**EXERCISE AIM**:
Render the stretch of material below from the line containing "bar-interest-4 [766, 557, 800, 598]" through the line containing "legend-swatch [504, 643, 511, 650]" as a JSON list of strings. Use one string per line and leave out blank lines.

**RECORDS SUPPLIED**:
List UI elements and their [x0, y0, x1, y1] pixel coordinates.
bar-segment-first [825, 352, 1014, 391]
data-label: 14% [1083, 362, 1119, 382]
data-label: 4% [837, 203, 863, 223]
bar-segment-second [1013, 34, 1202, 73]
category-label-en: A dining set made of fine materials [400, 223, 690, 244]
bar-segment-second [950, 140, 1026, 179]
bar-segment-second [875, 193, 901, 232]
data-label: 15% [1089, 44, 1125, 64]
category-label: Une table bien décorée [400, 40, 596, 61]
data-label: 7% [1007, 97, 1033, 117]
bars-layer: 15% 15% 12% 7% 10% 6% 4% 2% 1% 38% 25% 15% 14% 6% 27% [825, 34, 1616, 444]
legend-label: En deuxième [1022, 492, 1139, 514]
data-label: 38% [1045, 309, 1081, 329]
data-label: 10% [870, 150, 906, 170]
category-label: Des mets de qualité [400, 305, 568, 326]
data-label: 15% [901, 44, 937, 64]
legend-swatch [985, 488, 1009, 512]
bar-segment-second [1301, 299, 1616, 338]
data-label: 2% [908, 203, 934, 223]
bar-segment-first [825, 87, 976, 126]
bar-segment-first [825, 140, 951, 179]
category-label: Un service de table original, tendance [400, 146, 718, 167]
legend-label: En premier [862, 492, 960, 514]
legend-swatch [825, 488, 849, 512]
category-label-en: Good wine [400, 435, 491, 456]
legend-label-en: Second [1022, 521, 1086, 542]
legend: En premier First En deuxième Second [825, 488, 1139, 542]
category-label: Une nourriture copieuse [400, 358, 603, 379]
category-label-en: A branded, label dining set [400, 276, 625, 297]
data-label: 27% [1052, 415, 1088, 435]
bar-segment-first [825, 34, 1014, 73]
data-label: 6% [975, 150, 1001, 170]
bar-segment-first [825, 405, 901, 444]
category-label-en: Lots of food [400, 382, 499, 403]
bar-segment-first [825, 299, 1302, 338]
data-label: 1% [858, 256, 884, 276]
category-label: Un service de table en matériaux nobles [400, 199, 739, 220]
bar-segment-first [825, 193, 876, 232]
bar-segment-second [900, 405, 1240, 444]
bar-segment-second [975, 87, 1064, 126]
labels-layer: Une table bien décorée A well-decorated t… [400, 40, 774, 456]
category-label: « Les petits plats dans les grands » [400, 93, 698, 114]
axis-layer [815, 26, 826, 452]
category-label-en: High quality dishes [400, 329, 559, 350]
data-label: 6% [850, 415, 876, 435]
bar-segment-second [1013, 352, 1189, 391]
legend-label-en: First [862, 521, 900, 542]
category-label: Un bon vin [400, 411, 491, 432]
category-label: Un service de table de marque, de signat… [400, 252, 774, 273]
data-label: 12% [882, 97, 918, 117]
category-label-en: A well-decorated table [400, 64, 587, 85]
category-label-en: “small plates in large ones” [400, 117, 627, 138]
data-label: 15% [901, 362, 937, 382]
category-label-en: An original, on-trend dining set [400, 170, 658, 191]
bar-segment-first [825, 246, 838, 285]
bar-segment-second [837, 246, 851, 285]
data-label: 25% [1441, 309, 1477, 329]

--

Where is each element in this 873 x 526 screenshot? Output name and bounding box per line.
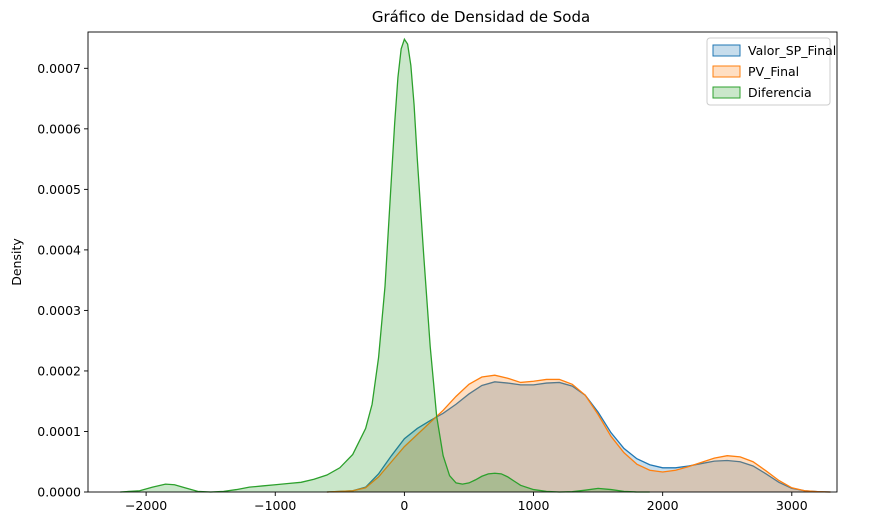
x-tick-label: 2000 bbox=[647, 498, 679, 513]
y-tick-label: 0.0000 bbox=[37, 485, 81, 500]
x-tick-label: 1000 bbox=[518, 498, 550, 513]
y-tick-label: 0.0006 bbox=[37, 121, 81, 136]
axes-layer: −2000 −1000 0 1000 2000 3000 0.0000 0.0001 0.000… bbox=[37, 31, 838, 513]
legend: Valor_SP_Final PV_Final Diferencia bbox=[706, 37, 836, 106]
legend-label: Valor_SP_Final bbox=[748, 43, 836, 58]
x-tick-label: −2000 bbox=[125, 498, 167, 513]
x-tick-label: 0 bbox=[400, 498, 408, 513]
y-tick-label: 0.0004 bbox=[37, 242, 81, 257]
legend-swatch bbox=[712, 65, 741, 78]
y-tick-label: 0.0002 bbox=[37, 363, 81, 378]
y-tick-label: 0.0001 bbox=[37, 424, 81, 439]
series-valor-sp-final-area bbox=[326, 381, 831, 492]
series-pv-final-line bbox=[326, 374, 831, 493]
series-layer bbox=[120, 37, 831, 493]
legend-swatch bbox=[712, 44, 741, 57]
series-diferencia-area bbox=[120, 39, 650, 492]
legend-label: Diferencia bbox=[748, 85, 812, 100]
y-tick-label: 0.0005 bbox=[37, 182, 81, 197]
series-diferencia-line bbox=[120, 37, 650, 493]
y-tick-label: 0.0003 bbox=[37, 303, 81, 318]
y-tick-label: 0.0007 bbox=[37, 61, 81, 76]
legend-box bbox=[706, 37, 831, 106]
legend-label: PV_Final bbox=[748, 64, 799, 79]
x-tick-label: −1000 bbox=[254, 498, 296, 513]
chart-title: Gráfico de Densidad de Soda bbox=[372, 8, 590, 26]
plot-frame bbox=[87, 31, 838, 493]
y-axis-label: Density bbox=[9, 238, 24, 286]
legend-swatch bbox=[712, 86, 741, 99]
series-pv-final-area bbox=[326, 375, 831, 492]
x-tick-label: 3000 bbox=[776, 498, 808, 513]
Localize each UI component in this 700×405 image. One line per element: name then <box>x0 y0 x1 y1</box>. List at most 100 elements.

==

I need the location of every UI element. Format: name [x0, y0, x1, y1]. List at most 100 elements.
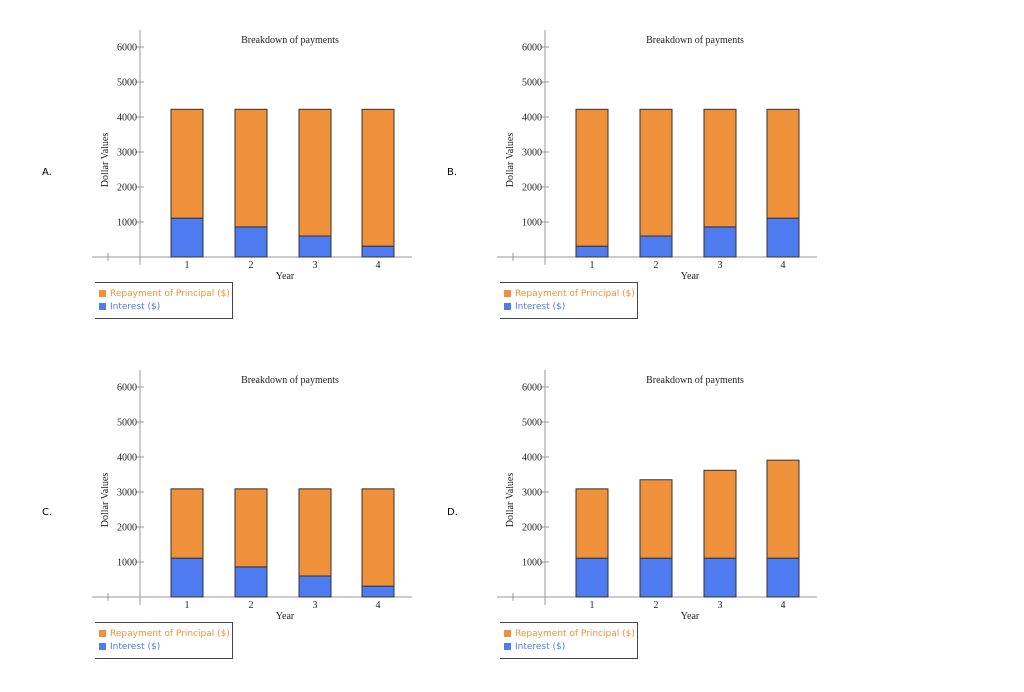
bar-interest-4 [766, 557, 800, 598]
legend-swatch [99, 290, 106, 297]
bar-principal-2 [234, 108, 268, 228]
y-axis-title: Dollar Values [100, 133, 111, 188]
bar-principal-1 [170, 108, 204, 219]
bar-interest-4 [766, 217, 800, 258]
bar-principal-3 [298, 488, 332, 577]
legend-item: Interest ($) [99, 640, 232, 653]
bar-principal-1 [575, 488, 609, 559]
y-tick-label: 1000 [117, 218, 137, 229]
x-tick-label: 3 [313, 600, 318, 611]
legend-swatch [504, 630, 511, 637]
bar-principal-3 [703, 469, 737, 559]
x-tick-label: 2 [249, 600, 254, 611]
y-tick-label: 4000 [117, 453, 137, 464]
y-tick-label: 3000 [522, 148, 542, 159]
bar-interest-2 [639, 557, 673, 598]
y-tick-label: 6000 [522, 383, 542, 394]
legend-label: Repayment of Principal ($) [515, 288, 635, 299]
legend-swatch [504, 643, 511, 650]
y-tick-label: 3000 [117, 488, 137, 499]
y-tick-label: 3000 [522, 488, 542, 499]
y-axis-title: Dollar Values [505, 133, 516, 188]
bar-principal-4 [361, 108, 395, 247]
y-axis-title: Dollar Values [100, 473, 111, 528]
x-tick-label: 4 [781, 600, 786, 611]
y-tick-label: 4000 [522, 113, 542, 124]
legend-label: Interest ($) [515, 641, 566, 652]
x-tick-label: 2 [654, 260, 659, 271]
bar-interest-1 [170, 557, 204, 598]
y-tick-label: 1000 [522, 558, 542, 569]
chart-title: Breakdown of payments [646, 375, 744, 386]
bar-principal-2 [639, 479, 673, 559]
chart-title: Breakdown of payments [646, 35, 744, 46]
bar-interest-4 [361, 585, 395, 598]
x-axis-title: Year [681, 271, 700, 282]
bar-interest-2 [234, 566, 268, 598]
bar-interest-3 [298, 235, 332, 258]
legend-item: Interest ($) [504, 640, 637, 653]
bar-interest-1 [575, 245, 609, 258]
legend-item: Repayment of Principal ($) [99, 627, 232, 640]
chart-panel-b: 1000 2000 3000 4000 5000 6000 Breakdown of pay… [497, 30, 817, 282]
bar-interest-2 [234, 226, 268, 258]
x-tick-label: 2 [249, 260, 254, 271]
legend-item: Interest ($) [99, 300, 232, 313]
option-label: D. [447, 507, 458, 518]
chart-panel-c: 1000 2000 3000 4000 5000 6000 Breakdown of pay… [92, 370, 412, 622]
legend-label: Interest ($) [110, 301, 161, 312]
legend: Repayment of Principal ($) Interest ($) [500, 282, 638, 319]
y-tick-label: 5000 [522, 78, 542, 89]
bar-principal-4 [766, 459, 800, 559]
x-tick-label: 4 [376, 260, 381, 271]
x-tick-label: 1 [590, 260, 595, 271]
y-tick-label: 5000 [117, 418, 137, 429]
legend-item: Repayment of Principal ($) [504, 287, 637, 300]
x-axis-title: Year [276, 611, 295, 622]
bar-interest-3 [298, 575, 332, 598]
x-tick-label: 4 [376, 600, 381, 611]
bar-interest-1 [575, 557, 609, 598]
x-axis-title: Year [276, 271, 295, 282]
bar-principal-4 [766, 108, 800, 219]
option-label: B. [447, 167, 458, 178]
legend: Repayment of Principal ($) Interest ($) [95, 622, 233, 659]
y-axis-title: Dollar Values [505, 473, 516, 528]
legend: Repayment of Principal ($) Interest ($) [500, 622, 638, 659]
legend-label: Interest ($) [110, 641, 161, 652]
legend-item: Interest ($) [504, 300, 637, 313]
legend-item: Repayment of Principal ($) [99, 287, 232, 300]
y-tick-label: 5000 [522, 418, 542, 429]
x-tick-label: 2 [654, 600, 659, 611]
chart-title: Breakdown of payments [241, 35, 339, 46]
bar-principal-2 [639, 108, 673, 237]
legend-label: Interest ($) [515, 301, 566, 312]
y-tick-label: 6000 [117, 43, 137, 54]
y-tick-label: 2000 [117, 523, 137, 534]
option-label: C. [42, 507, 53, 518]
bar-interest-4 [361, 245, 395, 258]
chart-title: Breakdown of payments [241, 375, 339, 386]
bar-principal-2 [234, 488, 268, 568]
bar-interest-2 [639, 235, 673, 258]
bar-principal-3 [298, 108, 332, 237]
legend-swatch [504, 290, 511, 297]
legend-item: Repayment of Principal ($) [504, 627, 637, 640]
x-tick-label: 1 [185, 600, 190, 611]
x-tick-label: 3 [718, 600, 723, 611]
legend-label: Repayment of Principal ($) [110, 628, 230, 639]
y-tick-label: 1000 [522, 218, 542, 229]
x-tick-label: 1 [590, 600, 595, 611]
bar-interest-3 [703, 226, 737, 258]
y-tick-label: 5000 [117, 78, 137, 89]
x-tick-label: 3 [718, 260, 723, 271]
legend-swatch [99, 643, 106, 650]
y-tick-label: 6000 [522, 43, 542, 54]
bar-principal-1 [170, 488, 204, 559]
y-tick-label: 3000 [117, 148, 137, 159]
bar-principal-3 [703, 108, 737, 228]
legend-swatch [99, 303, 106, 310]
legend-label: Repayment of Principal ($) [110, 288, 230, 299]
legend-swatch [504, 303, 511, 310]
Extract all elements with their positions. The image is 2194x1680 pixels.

**EXERCISE RESPONSE**:
[
  "bar-interest-4 [766, 557, 800, 598]",
  "legend-swatch [99, 290, 106, 297]",
  "bar-principal-2 [234, 108, 268, 228]",
  "y-axis-title: Dollar Values [100, 133, 111, 188]",
  "bar-principal-1 [170, 108, 204, 219]",
  "bar-interest-4 [766, 217, 800, 258]",
  "bar-principal-3 [298, 488, 332, 577]",
  "legend-item: Interest ($) [99, 640, 232, 653]",
  "bar-principal-1 [575, 488, 609, 559]",
  "y-tick-label: 1000 [117, 218, 137, 229]",
  "x-tick-label: 3 [313, 600, 318, 611]",
  "legend-swatch [504, 630, 511, 637]",
  "bar-principal-3 [703, 469, 737, 559]",
  "x-tick-label: 2 [249, 600, 254, 611]",
  "y-tick-label: 4000 [117, 453, 137, 464]",
  "y-tick-label: 3000 [522, 148, 542, 159]",
  "bar-interest-2 [639, 557, 673, 598]",
  "y-tick-label: 6000 [522, 383, 542, 394]",
  "legend-label: Repayment of Principal ($) [515, 288, 635, 299]",
  "legend-swatch [504, 643, 511, 650]"
]